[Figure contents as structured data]
# # # #

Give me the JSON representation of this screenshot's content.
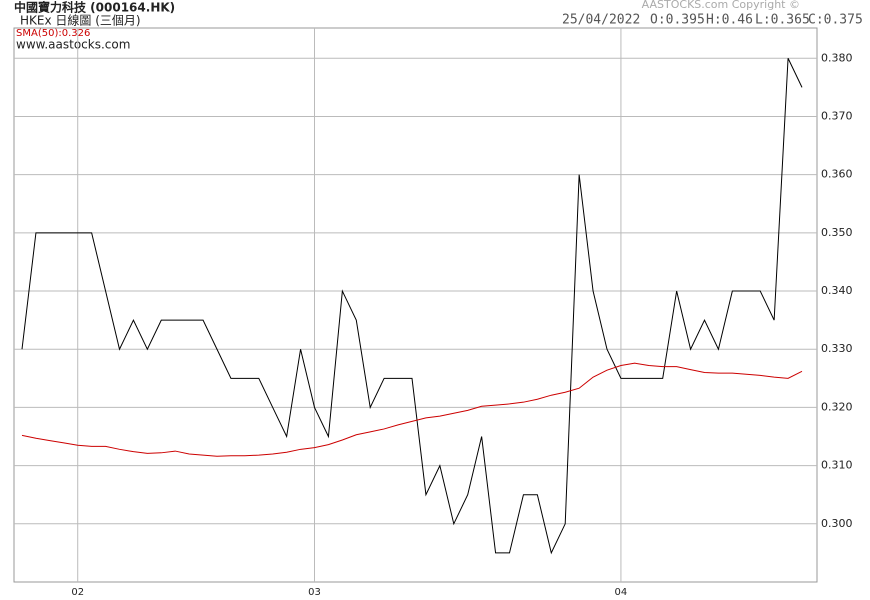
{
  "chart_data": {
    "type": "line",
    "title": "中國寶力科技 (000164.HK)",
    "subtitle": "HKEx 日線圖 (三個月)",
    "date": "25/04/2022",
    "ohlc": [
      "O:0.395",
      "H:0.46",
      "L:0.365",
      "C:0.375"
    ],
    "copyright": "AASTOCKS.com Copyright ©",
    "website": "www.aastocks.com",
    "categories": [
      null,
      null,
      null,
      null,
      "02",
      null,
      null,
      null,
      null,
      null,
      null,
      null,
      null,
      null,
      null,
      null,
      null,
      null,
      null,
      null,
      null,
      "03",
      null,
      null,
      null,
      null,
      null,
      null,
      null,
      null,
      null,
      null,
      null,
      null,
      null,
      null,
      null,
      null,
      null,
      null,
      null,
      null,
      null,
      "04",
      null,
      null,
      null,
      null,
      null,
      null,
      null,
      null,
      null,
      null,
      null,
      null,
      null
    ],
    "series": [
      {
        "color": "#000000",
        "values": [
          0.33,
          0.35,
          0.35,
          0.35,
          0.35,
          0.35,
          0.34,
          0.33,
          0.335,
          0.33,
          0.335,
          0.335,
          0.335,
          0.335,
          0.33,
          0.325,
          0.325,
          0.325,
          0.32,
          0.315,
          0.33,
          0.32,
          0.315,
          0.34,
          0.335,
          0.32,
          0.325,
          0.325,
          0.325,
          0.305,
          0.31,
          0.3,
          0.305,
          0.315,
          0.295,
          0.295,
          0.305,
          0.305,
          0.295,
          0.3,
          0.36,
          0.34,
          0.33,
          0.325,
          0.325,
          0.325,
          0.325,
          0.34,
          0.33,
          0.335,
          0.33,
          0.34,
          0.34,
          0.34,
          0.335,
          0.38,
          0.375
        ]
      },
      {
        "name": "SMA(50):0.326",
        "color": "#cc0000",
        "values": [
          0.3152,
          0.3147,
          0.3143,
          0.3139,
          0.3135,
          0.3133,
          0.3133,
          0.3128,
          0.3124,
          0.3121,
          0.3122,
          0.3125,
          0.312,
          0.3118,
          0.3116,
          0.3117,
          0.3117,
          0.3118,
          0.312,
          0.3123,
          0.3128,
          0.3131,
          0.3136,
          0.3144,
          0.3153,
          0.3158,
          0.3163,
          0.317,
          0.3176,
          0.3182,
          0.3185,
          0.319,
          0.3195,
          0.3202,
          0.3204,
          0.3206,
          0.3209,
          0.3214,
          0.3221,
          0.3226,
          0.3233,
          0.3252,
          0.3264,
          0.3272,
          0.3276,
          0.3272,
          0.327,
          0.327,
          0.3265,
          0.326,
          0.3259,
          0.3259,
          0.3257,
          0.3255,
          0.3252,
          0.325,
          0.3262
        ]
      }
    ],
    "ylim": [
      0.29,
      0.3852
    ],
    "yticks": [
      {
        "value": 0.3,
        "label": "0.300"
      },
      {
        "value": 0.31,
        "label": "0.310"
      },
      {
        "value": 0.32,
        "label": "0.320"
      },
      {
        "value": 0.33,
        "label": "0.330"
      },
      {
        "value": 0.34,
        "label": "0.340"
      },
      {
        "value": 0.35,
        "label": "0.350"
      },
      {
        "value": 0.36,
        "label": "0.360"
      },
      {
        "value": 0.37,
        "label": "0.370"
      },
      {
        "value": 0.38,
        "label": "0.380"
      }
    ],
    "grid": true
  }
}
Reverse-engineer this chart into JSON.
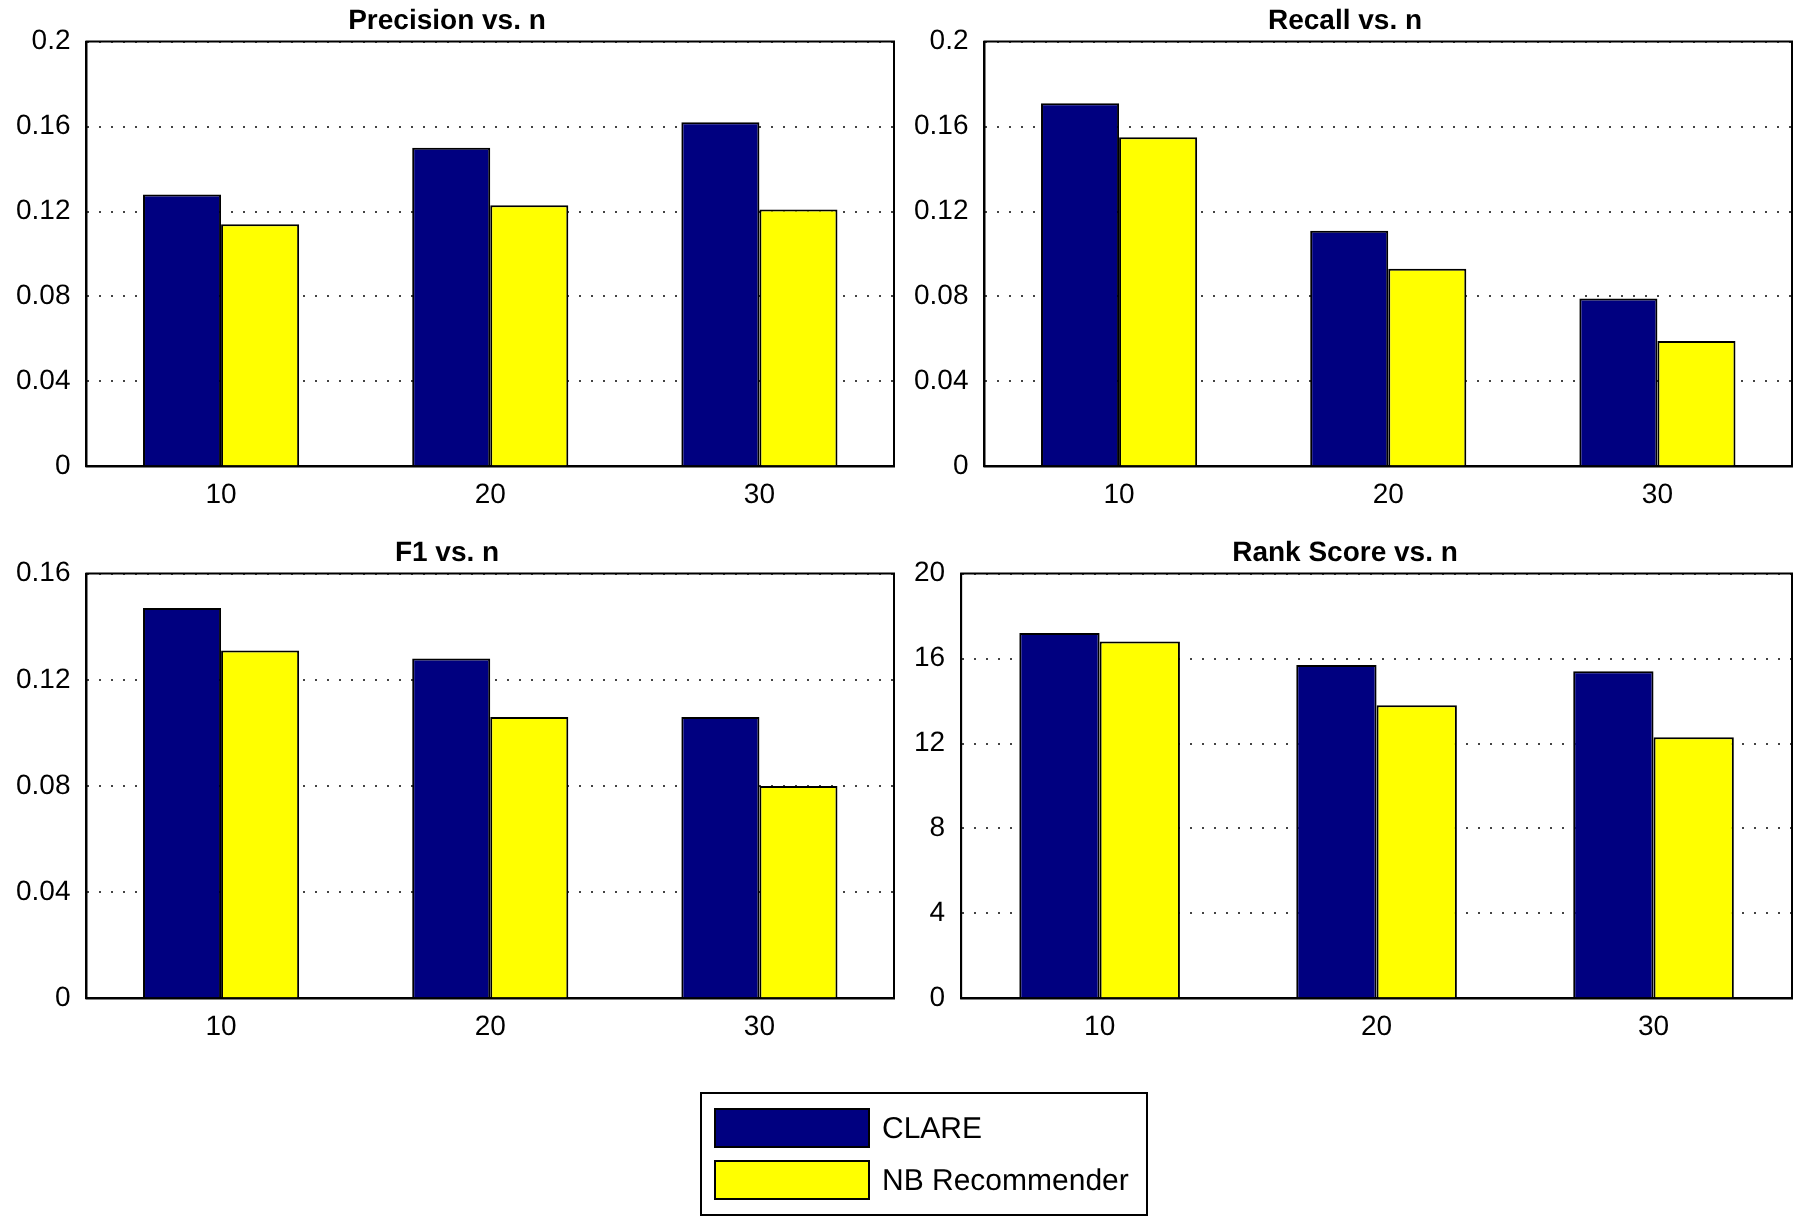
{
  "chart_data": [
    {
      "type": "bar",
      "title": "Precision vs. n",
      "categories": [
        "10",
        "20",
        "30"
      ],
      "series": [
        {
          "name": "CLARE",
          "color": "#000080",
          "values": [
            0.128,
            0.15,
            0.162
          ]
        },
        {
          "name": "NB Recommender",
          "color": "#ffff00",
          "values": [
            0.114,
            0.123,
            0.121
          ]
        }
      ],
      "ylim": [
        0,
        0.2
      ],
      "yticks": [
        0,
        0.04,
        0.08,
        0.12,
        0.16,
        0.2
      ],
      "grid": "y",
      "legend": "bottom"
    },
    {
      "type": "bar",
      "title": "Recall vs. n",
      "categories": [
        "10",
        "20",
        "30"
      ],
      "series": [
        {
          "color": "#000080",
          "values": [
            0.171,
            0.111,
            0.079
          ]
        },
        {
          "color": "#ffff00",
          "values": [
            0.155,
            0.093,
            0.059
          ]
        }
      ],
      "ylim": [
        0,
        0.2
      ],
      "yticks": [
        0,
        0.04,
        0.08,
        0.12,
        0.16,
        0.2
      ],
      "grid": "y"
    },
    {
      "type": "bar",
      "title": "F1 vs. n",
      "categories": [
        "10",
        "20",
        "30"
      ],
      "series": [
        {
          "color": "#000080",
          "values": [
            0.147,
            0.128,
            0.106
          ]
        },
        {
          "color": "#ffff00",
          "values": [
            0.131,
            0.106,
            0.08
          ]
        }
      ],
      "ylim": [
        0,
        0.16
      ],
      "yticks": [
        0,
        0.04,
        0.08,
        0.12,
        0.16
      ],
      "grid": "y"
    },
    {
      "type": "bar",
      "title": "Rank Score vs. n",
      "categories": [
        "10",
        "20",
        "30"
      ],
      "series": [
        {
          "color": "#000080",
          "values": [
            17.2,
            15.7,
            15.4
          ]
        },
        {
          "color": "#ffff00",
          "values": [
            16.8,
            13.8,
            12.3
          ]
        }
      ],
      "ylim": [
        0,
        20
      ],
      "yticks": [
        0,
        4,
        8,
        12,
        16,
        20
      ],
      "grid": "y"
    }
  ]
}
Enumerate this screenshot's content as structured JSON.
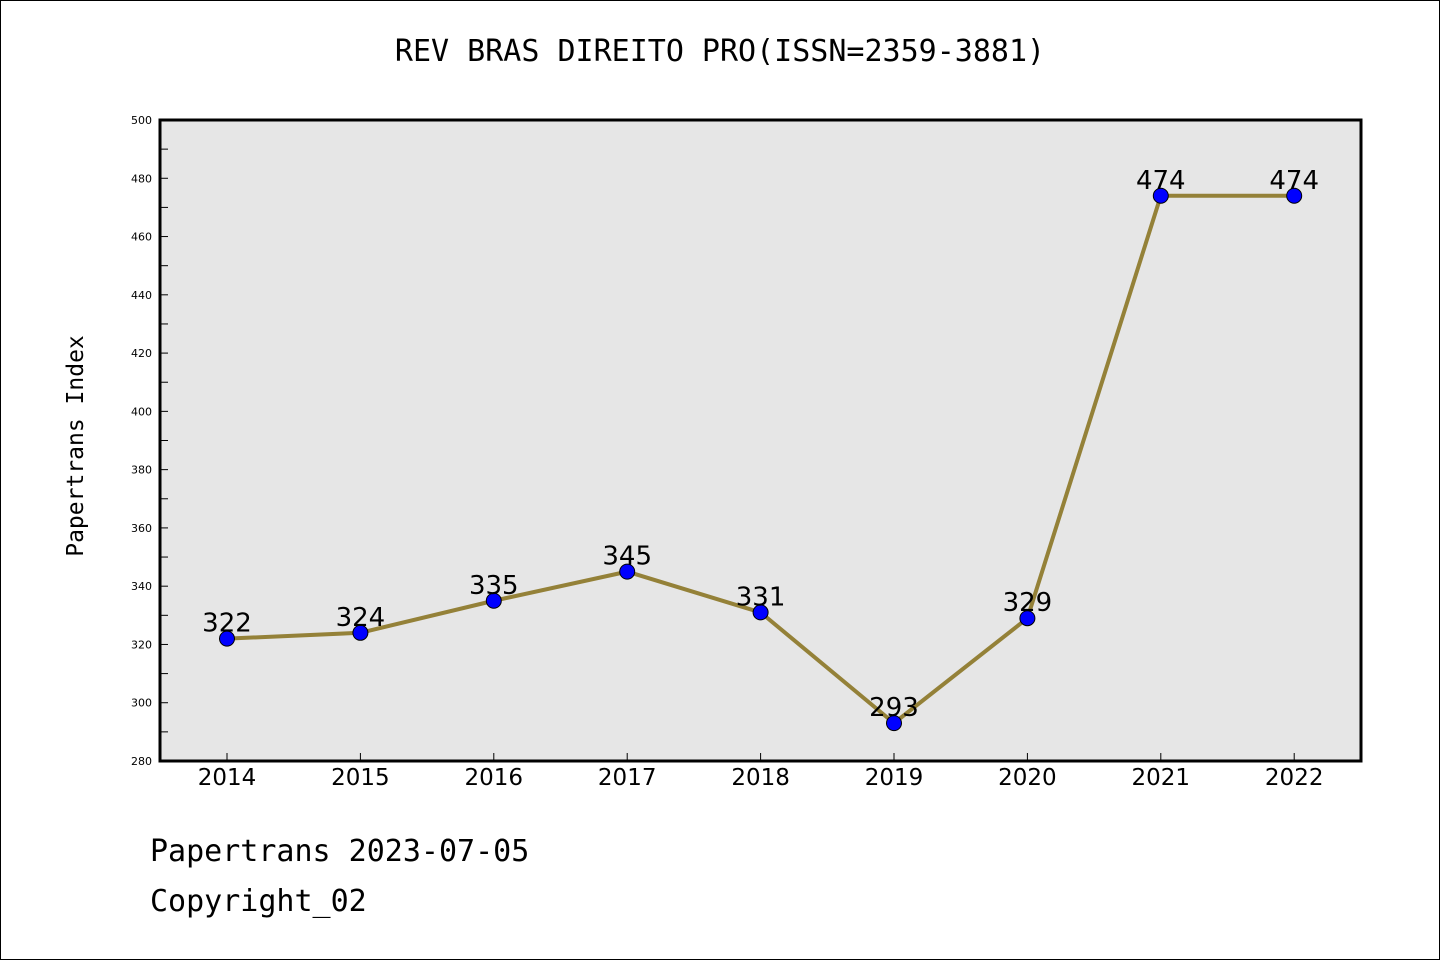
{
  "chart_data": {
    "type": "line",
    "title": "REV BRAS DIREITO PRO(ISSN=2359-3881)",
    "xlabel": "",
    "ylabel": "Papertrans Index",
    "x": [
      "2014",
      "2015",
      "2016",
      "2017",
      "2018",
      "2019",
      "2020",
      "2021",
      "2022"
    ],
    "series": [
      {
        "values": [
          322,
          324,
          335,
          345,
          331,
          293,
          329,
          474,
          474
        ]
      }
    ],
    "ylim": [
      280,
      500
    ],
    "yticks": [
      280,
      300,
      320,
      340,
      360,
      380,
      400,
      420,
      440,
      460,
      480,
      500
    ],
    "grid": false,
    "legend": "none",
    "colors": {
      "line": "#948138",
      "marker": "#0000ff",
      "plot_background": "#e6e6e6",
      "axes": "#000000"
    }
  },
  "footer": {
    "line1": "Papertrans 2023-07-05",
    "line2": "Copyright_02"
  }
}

# # # #

## CHALLENGE
Omit the pictures. Transcribe every record exactly.

## RESULT BELOW
Give me the JSON representation of this screenshot's content.
{
  "chart_data": {
    "type": "line",
    "title": "中國寶力科技 (000164.HK)",
    "subtitle": "HKEx 日線圖 (三個月)",
    "date": "25/04/2022",
    "ohlc": [
      "O:0.395",
      "H:0.46",
      "L:0.365",
      "C:0.375"
    ],
    "copyright": "AASTOCKS.com Copyright ©",
    "website": "www.aastocks.com",
    "categories": [
      null,
      null,
      null,
      null,
      "02",
      null,
      null,
      null,
      null,
      null,
      null,
      null,
      null,
      null,
      null,
      null,
      null,
      null,
      null,
      null,
      null,
      "03",
      null,
      null,
      null,
      null,
      null,
      null,
      null,
      null,
      null,
      null,
      null,
      null,
      null,
      null,
      null,
      null,
      null,
      null,
      null,
      null,
      null,
      "04",
      null,
      null,
      null,
      null,
      null,
      null,
      null,
      null,
      null,
      null,
      null,
      null,
      null
    ],
    "series": [
      {
        "color": "#000000",
        "values": [
          0.33,
          0.35,
          0.35,
          0.35,
          0.35,
          0.35,
          0.34,
          0.33,
          0.335,
          0.33,
          0.335,
          0.335,
          0.335,
          0.335,
          0.33,
          0.325,
          0.325,
          0.325,
          0.32,
          0.315,
          0.33,
          0.32,
          0.315,
          0.34,
          0.335,
          0.32,
          0.325,
          0.325,
          0.325,
          0.305,
          0.31,
          0.3,
          0.305,
          0.315,
          0.295,
          0.295,
          0.305,
          0.305,
          0.295,
          0.3,
          0.36,
          0.34,
          0.33,
          0.325,
          0.325,
          0.325,
          0.325,
          0.34,
          0.33,
          0.335,
          0.33,
          0.34,
          0.34,
          0.34,
          0.335,
          0.38,
          0.375
        ]
      },
      {
        "name": "SMA(50):0.326",
        "color": "#cc0000",
        "values": [
          0.3152,
          0.3147,
          0.3143,
          0.3139,
          0.3135,
          0.3133,
          0.3133,
          0.3128,
          0.3124,
          0.3121,
          0.3122,
          0.3125,
          0.312,
          0.3118,
          0.3116,
          0.3117,
          0.3117,
          0.3118,
          0.312,
          0.3123,
          0.3128,
          0.3131,
          0.3136,
          0.3144,
          0.3153,
          0.3158,
          0.3163,
          0.317,
          0.3176,
          0.3182,
          0.3185,
          0.319,
          0.3195,
          0.3202,
          0.3204,
          0.3206,
          0.3209,
          0.3214,
          0.3221,
          0.3226,
          0.3233,
          0.3252,
          0.3264,
          0.3272,
          0.3276,
          0.3272,
          0.327,
          0.327,
          0.3265,
          0.326,
          0.3259,
          0.3259,
          0.3257,
          0.3255,
          0.3252,
          0.325,
          0.3262
        ]
      }
    ],
    "ylim": [
      0.29,
      0.3852
    ],
    "yticks": [
      {
        "value": 0.3,
        "label": "0.300"
      },
      {
        "value": 0.31,
        "label": "0.310"
      },
      {
        "value": 0.32,
        "label": "0.320"
      },
      {
        "value": 0.33,
        "label": "0.330"
      },
      {
        "value": 0.34,
        "label": "0.340"
      },
      {
        "value": 0.35,
        "label": "0.350"
      },
      {
        "value": 0.36,
        "label": "0.360"
      },
      {
        "value": 0.37,
        "label": "0.370"
      },
      {
        "value": 0.38,
        "label": "0.380"
      }
    ],
    "grid": true
  }
}
Reverse-engineer this chart into JSON.
{
  "chart_data": [
    {
      "type": "bar",
      "title": "Precision vs. n",
      "categories": [
        "10",
        "20",
        "30"
      ],
      "series": [
        {
          "name": "CLARE",
          "color": "#000080",
          "values": [
            0.128,
            0.15,
            0.162
          ]
        },
        {
          "name": "NB Recommender",
          "color": "#ffff00",
          "values": [
            0.114,
            0.123,
            0.121
          ]
        }
      ],
      "ylim": [
        0,
        0.2
      ],
      "yticks": [
        0,
        0.04,
        0.08,
        0.12,
        0.16,
        0.2
      ],
      "grid": "y",
      "legend": "bottom"
    },
    {
      "type": "bar",
      "title": "Recall vs. n",
      "categories": [
        "10",
        "20",
        "30"
      ],
      "series": [
        {
          "color": "#000080",
          "values": [
            0.171,
            0.111,
            0.079
          ]
        },
        {
          "color": "#ffff00",
          "values": [
            0.155,
            0.093,
            0.059
          ]
        }
      ],
      "ylim": [
        0,
        0.2
      ],
      "yticks": [
        0,
        0.04,
        0.08,
        0.12,
        0.16,
        0.2
      ],
      "grid": "y"
    },
    {
      "type": "bar",
      "title": "F1 vs. n",
      "categories": [
        "10",
        "20",
        "30"
      ],
      "series": [
        {
          "color": "#000080",
          "values": [
            0.147,
            0.128,
            0.106
          ]
        },
        {
          "color": "#ffff00",
          "values": [
            0.131,
            0.106,
            0.08
          ]
        }
      ],
      "ylim": [
        0,
        0.16
      ],
      "yticks": [
        0,
        0.04,
        0.08,
        0.12,
        0.16
      ],
      "grid": "y"
    },
    {
      "type": "bar",
      "title": "Rank Score vs. n",
      "categories": [
        "10",
        "20",
        "30"
      ],
      "series": [
        {
          "color": "#000080",
          "values": [
            17.2,
            15.7,
            15.4
          ]
        },
        {
          "color": "#ffff00",
          "values": [
            16.8,
            13.8,
            12.3
          ]
        }
      ],
      "ylim": [
        0,
        20
      ],
      "yticks": [
        0,
        4,
        8,
        12,
        16,
        20
      ],
      "grid": "y"
    }
  ]
}
Enumerate this screenshot's content as structured JSON.
{
  "chart_data": {
    "type": "line",
    "title": "REV BRAS DIREITO PRO(ISSN=2359-3881)",
    "xlabel": "",
    "ylabel": "Papertrans Index",
    "x": [
      "2014",
      "2015",
      "2016",
      "2017",
      "2018",
      "2019",
      "2020",
      "2021",
      "2022"
    ],
    "series": [
      {
        "values": [
          322,
          324,
          335,
          345,
          331,
          293,
          329,
          474,
          474
        ]
      }
    ],
    "ylim": [
      280,
      500
    ],
    "yticks": [
      280,
      300,
      320,
      340,
      360,
      380,
      400,
      420,
      440,
      460,
      480,
      500
    ],
    "grid": false,
    "legend": "none",
    "colors": {
      "line": "#948138",
      "marker": "#0000ff",
      "plot_background": "#e6e6e6",
      "axes": "#000000"
    }
  },
  "footer": {
    "line1": "Papertrans 2023-07-05",
    "line2": "Copyright_02"
  }
}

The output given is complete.